**Supplied data**
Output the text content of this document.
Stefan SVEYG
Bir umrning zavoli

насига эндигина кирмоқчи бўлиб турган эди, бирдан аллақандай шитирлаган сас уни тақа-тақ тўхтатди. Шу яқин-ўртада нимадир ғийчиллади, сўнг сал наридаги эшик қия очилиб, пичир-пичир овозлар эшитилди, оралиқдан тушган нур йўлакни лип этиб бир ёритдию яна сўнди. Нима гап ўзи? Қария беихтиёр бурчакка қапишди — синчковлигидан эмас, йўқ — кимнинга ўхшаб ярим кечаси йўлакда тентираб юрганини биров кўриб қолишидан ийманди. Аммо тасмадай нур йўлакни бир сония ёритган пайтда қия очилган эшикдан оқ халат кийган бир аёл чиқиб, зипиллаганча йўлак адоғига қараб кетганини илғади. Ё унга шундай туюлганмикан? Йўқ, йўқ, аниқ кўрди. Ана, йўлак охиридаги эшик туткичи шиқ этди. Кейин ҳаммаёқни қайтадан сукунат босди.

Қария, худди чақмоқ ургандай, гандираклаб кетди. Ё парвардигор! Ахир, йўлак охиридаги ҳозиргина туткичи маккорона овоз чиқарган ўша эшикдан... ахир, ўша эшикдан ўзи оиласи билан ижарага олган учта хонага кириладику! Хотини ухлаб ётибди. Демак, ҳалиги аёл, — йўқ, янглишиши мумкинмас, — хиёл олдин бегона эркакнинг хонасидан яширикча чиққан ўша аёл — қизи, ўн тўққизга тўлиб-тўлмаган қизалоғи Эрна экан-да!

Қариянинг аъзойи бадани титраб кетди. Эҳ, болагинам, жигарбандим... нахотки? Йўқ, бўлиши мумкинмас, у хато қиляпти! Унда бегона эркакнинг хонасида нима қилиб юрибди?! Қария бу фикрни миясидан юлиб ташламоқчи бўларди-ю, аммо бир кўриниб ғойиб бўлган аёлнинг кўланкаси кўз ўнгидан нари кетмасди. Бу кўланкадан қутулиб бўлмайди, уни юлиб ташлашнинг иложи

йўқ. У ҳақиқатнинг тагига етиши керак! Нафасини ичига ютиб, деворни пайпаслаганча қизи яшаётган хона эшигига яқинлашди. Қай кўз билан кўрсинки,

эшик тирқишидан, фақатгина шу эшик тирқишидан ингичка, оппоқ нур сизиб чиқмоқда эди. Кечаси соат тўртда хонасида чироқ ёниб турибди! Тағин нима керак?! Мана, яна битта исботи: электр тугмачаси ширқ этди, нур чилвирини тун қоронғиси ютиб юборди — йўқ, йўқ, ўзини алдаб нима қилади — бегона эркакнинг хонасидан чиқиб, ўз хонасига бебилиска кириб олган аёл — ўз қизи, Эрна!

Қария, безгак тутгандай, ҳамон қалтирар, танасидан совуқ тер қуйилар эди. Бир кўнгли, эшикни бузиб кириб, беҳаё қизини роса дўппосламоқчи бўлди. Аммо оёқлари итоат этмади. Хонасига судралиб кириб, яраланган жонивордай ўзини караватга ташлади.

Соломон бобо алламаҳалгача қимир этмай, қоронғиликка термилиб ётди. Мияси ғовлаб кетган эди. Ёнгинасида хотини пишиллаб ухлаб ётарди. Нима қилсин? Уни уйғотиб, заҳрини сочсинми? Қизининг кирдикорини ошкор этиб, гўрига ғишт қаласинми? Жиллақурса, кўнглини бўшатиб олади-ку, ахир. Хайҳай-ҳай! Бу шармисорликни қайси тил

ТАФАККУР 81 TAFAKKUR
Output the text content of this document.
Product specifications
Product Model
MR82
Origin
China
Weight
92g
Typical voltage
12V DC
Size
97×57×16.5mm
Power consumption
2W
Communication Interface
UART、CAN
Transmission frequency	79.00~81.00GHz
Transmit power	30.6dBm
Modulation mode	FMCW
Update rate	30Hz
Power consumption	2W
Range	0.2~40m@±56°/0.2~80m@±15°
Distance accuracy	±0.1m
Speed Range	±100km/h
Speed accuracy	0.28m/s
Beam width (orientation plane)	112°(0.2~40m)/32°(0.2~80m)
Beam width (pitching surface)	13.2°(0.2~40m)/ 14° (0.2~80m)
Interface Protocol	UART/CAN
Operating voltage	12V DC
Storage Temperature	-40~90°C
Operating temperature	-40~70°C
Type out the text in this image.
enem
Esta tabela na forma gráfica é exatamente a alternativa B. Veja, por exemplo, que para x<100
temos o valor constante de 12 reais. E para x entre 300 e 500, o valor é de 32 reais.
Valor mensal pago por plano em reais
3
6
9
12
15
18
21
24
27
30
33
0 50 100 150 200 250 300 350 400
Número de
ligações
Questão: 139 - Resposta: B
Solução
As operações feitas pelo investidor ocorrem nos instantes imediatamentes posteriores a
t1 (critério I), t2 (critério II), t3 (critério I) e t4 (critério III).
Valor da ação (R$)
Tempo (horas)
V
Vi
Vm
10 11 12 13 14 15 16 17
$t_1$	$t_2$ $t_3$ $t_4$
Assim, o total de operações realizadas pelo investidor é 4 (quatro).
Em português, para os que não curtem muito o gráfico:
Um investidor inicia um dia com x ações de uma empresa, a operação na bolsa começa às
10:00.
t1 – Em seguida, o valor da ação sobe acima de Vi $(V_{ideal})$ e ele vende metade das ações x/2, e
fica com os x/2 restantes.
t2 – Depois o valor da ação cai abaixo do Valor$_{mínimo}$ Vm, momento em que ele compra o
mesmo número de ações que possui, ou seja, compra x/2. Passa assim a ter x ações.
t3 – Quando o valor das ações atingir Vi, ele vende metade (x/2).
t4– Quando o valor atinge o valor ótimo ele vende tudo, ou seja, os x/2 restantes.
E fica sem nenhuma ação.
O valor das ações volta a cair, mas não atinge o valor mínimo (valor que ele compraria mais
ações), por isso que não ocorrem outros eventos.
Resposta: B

**Given task**
Repeat the material above in full, exactly as it stands.

**Solution to the exercise**
Output the text content of this document.
Stefan SVEYG
Bir umrning zavoli

насига эндигина кирмоқчи бўлиб турган эди, бирдан аллақандай шитирлаган сас уни тақа-тақ тўхтатди. Шу яқин-ўртада нимадир ғийчиллади, сўнг сал наридаги эшик қия очилиб, пичир-пичир овозлар эшитилди, оралиқдан тушган нур йўлакни лип этиб бир ёритдию яна сўнди. Нима гап ўзи? Қария беихтиёр бурчакка қапишди — синчковлигидан эмас, йўқ — кимнинга ўхшаб ярим кечаси йўлакда тентираб юрганини биров кўриб қолишидан ийманди. Аммо тасмадай нур йўлакни бир сония ёритган пайтда қия очилган эшикдан оқ халат кийган бир аёл чиқиб, зипиллаганча йўлак адоғига қараб кетганини илғади. Ё унга шундай туюлганмикан? Йўқ, йўқ, аниқ кўрди. Ана, йўлак охиридаги эшик туткичи шиқ этди. Кейин ҳаммаёқни қайтадан сукунат босди.

Қария, худди чақмоқ ургандай, гандираклаб кетди. Ё парвардигор! Ахир, йўлак охиридаги ҳозиргина туткичи маккорона овоз чиқарган ўша эшикдан... ахир, ўша эшикдан ўзи оиласи билан ижарага олган учта хонага кириладику! Хотини ухлаб ётибди. Демак, ҳалиги аёл, — йўқ, янглишиши мумкинмас, — хиёл олдин бегона эркакнинг хонасидан яширикча чиққан ўша аёл — қизи, ўн тўққизга тўлиб-тўлмаган қизалоғи Эрна экан-да!

Қариянинг аъзойи бадани титраб кетди. Эҳ, болагинам, жигарбандим... нахотки? Йўқ, бўлиши мумкинмас, у хато қиляпти! Унда бегона эркакнинг хонасида нима қилиб юрибди?! Қария бу фикрни миясидан юлиб ташламоқчи бўларди-ю, аммо бир кўриниб ғойиб бўлган аёлнинг кўланкаси кўз ўнгидан нари кетмасди. Бу кўланкадан қутулиб бўлмайди, уни юлиб ташлашнинг иложи

йўқ. У ҳақиқатнинг тагига етиши керак! Нафасини ичига ютиб, деворни пайпаслаганча қизи яшаётган хона эшигига яқинлашди. Қай кўз билан кўрсинки,

эшик тирқишидан, фақатгина шу эшик тирқишидан ингичка, оппоқ нур сизиб чиқмоқда эди. Кечаси соат тўртда хонасида чироқ ёниб турибди! Тағин нима керак?! Мана, яна битта исботи: электр тугмачаси ширқ этди, нур чилвирини тун қоронғиси ютиб юборди — йўқ, йўқ, ўзини алдаб нима қилади — бегона эркакнинг хонасидан чиқиб, ўз хонасига бебилиска кириб олган аёл — ўз қизи, Эрна!

Қария, безгак тутгандай, ҳамон қалтирар, танасидан совуқ тер қуйилар эди. Бир кўнгли, эшикни бузиб кириб, беҳаё қизини роса дўппосламоқчи бўлди. Аммо оёқлари итоат этмади. Хонасига судралиб кириб, яраланган жонивордай ўзини караватга ташлади.

Соломон бобо алламаҳалгача қимир этмай, қоронғиликка термилиб ётди. Мияси ғовлаб кетган эди. Ёнгинасида хотини пишиллаб ухлаб ётарди. Нима қилсин? Уни уйғотиб, заҳрини сочсинми? Қизининг кирдикорини ошкор этиб, гўрига ғишт қаласинми? Жиллақурса, кўнглини бўшатиб олади-ку, ахир. Хайҳай-ҳай! Бу шармисорликни қайси тил

ТАФАККУР 81 TAFAKKUR
Output the text content of this document.
Product specifications
Product Model
MR82
Origin
China
Weight
92g
Typical voltage
12V DC
Size
97×57×16.5mm
Power consumption
2W
Communication Interface
UART、CAN
Transmission frequency	79.00~81.00GHz
Transmit power	30.6dBm
Modulation mode	FMCW
Update rate	30Hz
Power consumption	2W
Range	0.2~40m@±56°/0.2~80m@±15°
Distance accuracy	±0.1m
Speed Range	±100km/h
Speed accuracy	0.28m/s
Beam width (orientation plane)	112°(0.2~40m)/32°(0.2~80m)
Beam width (pitching surface)	13.2°(0.2~40m)/ 14° (0.2~80m)
Interface Protocol	UART/CAN
Operating voltage	12V DC
Storage Temperature	-40~90°C
Operating temperature	-40~70°C
Type out the text in this image.
enem
Esta tabela na forma gráfica é exatamente a alternativa B. Veja, por exemplo, que para x<100
temos o valor constante de 12 reais. E para x entre 300 e 500, o valor é de 32 reais.
Valor mensal pago por plano em reais
3
6
9
12
15
18
21
24
27
30
33
0 50 100 150 200 250 300 350 400
Número de
ligações
Questão: 139 - Resposta: B
Solução
As operações feitas pelo investidor ocorrem nos instantes imediatamentes posteriores a
t1 (critério I), t2 (critério II), t3 (critério I) e t4 (critério III).
Valor da ação (R$)
Tempo (horas)
V
Vi
Vm
10 11 12 13 14 15 16 17
$t_1$	$t_2$ $t_3$ $t_4$
Assim, o total de operações realizadas pelo investidor é 4 (quatro).
Em português, para os que não curtem muito o gráfico:
Um investidor inicia um dia com x ações de uma empresa, a operação na bolsa começa às
10:00.
t1 – Em seguida, o valor da ação sobe acima de Vi $(V_{ideal})$ e ele vende metade das ações x/2, e
fica com os x/2 restantes.
t2 – Depois o valor da ação cai abaixo do Valor$_{mínimo}$ Vm, momento em que ele compra o
mesmo número de ações que possui, ou seja, compra x/2. Passa assim a ter x ações.
t3 – Quando o valor das ações atingir Vi, ele vende metade (x/2).
t4– Quando o valor atinge o valor ótimo ele vende tudo, ou seja, os x/2 restantes.
E fica sem nenhuma ação.
O valor das ações volta a cair, mas não atinge o valor mínimo (valor que ele compraria mais
ações), por isso que não ocorrem outros eventos.
Resposta: B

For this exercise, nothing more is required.